PROBLEM DESCRIPTION | Identify and pull out each line of the entries in which "Resistance" occurs.
* Begin STORED RECORDS *
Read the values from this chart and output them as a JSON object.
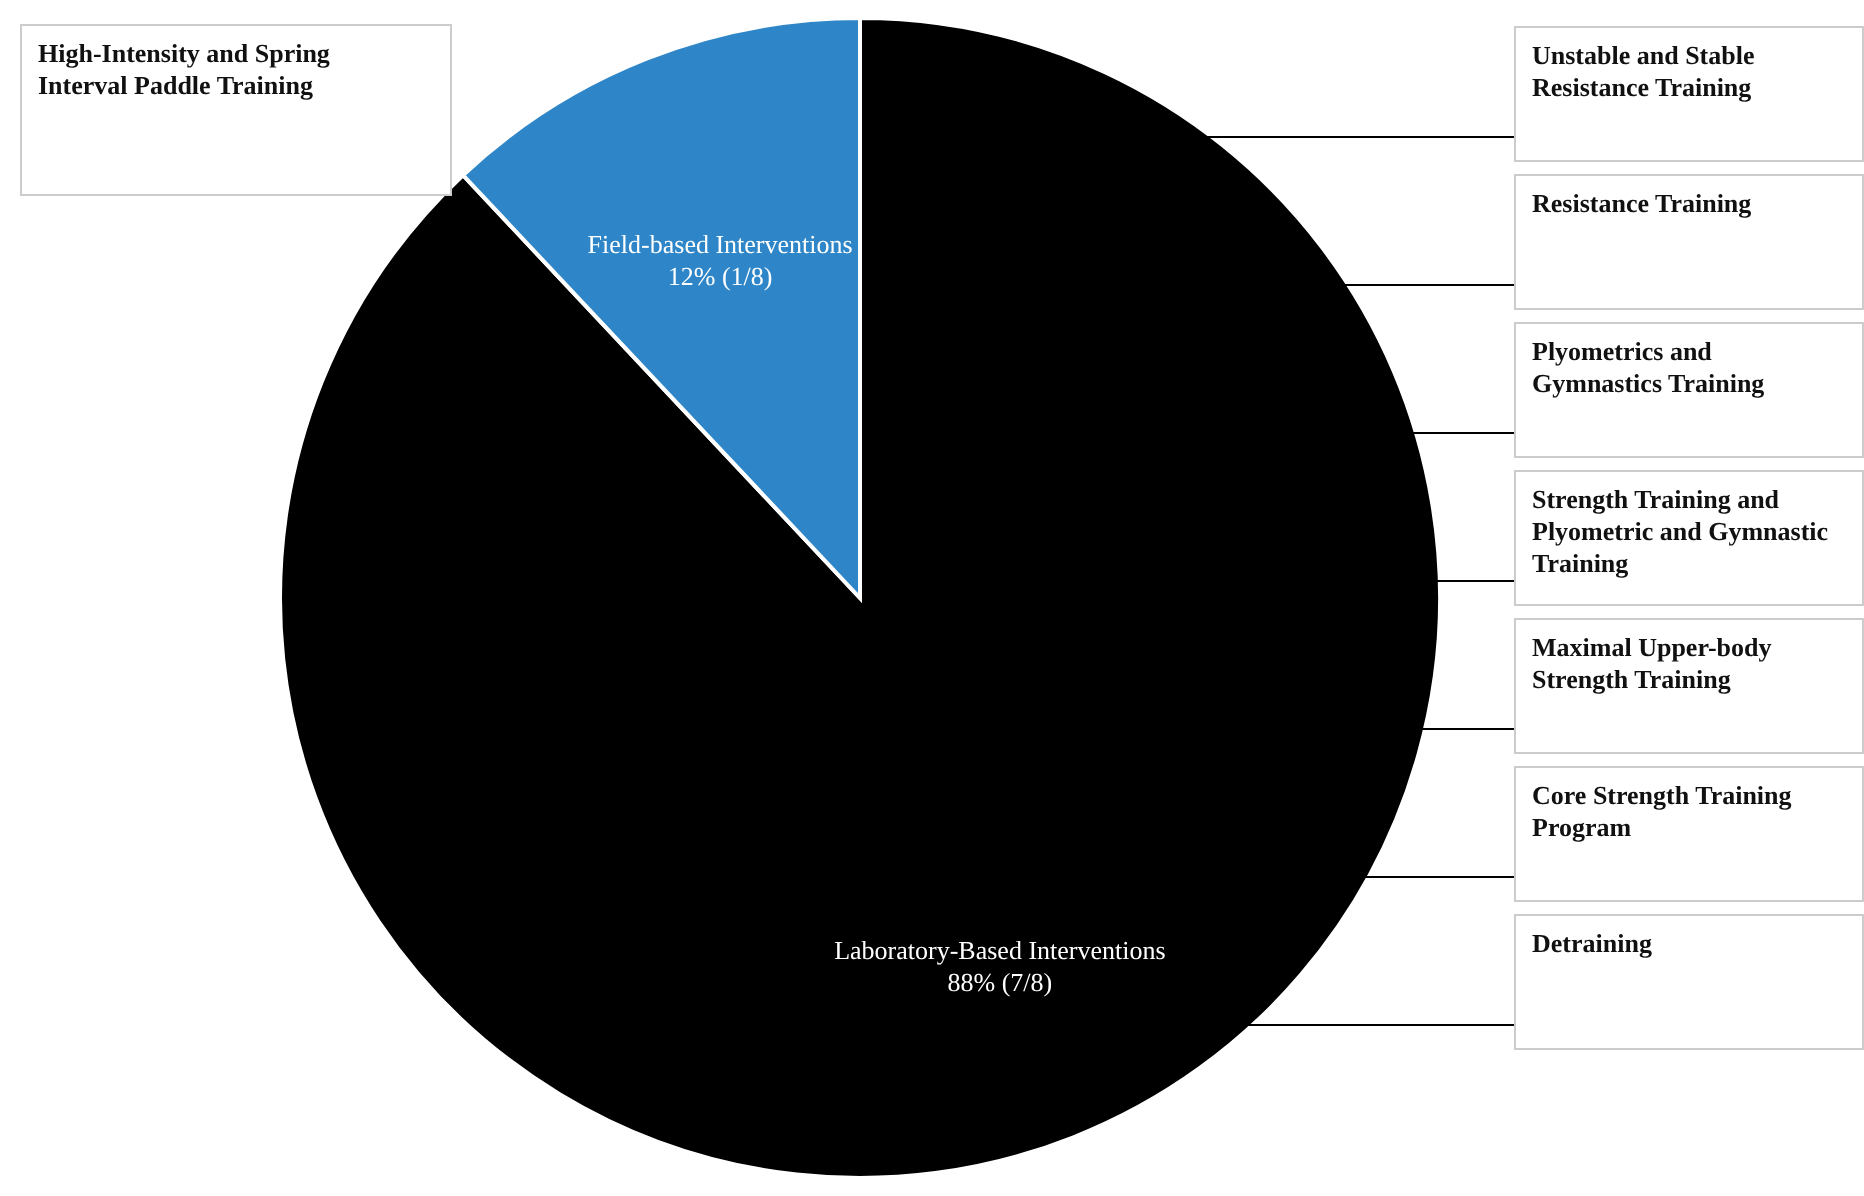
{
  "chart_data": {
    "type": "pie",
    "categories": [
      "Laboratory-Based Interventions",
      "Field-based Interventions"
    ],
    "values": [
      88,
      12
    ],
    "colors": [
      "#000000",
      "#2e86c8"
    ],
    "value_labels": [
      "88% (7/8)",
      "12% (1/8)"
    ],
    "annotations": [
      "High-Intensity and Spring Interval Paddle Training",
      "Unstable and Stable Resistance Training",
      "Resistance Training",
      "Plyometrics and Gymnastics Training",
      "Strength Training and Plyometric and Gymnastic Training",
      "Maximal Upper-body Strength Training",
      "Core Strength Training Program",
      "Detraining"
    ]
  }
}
* End STORED RECORDS *
EXPECTED OUTPUT |
      "Unstable and Stable Resistance Training",
      "Resistance Training",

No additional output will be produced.